Below are the records. Restate word for word every line from the one that contains "Give me the" through the final line, both included.

** START OF EXCERPTED RECORDS **

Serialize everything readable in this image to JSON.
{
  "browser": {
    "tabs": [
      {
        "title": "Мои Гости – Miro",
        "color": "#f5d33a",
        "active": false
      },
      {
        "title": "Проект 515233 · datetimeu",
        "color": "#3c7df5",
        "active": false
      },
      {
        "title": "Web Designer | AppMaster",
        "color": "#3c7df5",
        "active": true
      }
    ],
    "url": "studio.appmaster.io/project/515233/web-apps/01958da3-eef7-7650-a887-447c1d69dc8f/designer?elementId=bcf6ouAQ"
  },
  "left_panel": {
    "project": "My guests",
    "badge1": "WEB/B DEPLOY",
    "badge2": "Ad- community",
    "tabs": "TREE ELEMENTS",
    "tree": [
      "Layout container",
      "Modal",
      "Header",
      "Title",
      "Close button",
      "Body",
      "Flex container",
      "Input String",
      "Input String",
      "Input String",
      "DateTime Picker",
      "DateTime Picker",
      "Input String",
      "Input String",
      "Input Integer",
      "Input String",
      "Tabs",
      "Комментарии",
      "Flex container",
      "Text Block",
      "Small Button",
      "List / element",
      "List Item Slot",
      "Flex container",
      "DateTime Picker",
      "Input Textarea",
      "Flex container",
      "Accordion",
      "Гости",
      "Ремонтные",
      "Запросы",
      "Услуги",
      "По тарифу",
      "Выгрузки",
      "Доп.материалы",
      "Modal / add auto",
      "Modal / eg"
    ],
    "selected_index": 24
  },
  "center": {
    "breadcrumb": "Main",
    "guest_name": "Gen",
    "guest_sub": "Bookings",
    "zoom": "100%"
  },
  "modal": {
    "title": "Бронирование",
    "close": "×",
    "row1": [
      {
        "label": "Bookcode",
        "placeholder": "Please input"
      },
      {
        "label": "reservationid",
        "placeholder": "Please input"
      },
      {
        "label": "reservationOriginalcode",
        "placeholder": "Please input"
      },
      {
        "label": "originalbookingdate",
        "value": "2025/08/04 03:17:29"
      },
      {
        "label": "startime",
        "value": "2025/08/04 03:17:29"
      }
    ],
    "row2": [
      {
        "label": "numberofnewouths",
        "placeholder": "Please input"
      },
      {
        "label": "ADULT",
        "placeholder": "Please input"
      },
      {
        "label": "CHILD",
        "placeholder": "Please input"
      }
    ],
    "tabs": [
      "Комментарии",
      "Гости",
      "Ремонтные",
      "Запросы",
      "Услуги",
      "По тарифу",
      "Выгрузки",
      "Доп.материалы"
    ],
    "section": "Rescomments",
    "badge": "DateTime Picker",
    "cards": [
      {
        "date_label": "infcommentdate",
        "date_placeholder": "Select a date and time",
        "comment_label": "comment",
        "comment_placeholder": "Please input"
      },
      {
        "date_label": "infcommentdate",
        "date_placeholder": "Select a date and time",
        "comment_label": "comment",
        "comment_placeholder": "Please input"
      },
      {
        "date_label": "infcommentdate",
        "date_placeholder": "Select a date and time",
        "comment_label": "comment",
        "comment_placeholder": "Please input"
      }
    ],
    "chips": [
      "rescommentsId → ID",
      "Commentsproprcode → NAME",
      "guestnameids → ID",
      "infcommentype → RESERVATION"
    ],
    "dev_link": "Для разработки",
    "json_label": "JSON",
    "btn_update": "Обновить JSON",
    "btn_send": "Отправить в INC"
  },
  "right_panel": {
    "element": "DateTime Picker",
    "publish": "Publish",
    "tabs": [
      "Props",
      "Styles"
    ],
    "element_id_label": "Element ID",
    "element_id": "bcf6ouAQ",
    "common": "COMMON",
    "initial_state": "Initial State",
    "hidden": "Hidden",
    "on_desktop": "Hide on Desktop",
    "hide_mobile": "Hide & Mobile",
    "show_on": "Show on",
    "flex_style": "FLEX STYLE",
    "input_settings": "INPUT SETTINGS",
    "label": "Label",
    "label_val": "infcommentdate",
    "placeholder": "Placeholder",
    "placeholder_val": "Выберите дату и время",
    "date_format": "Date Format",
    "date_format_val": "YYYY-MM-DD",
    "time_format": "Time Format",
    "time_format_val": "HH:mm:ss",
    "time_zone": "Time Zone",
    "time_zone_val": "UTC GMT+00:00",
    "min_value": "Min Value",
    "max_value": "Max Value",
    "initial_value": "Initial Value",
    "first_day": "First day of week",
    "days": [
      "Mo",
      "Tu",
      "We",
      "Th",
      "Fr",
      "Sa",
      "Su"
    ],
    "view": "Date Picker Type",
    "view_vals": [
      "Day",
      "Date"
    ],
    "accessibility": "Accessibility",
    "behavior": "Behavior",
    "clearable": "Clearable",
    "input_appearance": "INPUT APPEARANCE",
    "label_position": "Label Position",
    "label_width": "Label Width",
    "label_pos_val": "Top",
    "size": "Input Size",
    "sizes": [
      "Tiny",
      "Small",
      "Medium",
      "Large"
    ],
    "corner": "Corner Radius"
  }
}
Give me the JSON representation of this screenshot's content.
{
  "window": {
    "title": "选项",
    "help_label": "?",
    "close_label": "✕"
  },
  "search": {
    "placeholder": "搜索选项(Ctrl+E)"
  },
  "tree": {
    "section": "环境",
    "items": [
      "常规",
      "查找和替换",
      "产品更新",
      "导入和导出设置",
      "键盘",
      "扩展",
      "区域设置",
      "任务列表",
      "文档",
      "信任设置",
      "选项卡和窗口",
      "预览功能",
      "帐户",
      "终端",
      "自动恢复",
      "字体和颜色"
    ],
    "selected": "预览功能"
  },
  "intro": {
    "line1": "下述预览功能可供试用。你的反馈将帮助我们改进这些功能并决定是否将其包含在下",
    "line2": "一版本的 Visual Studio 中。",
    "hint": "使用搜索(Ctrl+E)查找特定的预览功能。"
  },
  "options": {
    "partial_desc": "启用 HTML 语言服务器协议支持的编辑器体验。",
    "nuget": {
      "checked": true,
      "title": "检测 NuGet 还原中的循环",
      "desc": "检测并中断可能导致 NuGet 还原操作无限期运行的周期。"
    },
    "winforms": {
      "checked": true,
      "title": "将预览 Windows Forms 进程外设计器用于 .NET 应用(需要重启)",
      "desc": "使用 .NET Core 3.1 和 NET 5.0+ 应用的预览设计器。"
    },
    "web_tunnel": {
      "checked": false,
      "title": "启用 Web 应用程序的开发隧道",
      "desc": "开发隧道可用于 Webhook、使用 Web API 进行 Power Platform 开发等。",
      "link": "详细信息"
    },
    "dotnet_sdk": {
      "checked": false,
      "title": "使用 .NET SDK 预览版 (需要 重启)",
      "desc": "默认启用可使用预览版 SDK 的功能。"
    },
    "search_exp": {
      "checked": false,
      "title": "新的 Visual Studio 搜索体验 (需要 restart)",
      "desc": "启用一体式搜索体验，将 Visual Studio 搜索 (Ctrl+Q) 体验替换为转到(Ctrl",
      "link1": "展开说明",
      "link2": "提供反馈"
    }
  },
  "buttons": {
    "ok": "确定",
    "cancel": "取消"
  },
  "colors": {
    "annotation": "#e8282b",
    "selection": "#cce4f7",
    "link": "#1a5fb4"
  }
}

** END OF EXCERPTED RECORDS **

THE RESPONSE:
Give me the JSON representation of this screenshot's content.
{
  "window": {
    "title": "选项",
    "help_label": "?",
    "close_label": "✕"
  },
  "search": {
    "placeholder": "搜索选项(Ctrl+E)"
  },
  "tree": {
    "section": "环境",
    "items": [
      "常规",
      "查找和替换",
      "产品更新",
      "导入和导出设置",
      "键盘",
      "扩展",
      "区域设置",
      "任务列表",
      "文档",
      "信任设置",
      "选项卡和窗口",
      "预览功能",
      "帐户",
      "终端",
      "自动恢复",
      "字体和颜色"
    ],
    "selected": "预览功能"
  },
  "intro": {
    "line1": "下述预览功能可供试用。你的反馈将帮助我们改进这些功能并决定是否将其包含在下",
    "line2": "一版本的 Visual Studio 中。",
    "hint": "使用搜索(Ctrl+E)查找特定的预览功能。"
  },
  "options": {
    "partial_desc": "启用 HTML 语言服务器协议支持的编辑器体验。",
    "nuget": {
      "checked": true,
      "title": "检测 NuGet 还原中的循环",
      "desc": "检测并中断可能导致 NuGet 还原操作无限期运行的周期。"
    },
    "winforms": {
      "checked": true,
      "title": "将预览 Windows Forms 进程外设计器用于 .NET 应用(需要重启)",
      "desc": "使用 .NET Core 3.1 和 NET 5.0+ 应用的预览设计器。"
    },
    "web_tunnel": {
      "checked": false,
      "title": "启用 Web 应用程序的开发隧道",
      "desc": "开发隧道可用于 Webhook、使用 Web API 进行 Power Platform 开发等。",
      "link": "详细信息"
    },
    "dotnet_sdk": {
      "checked": false,
      "title": "使用 .NET SDK 预览版 (需要 重启)",
      "desc": "默认启用可使用预览版 SDK 的功能。"
    },
    "search_exp": {
      "checked": false,
      "title": "新的 Visual Studio 搜索体验 (需要 restart)",
      "desc": "启用一体式搜索体验，将 Visual Studio 搜索 (Ctrl+Q) 体验替换为转到(Ctrl",
      "link1": "展开说明",
      "link2": "提供反馈"
    }
  },
  "buttons": {
    "ok": "确定",
    "cancel": "取消"
  },
  "colors": {
    "annotation": "#e8282b",
    "selection": "#cce4f7",
    "link": "#1a5fb4"
  }
}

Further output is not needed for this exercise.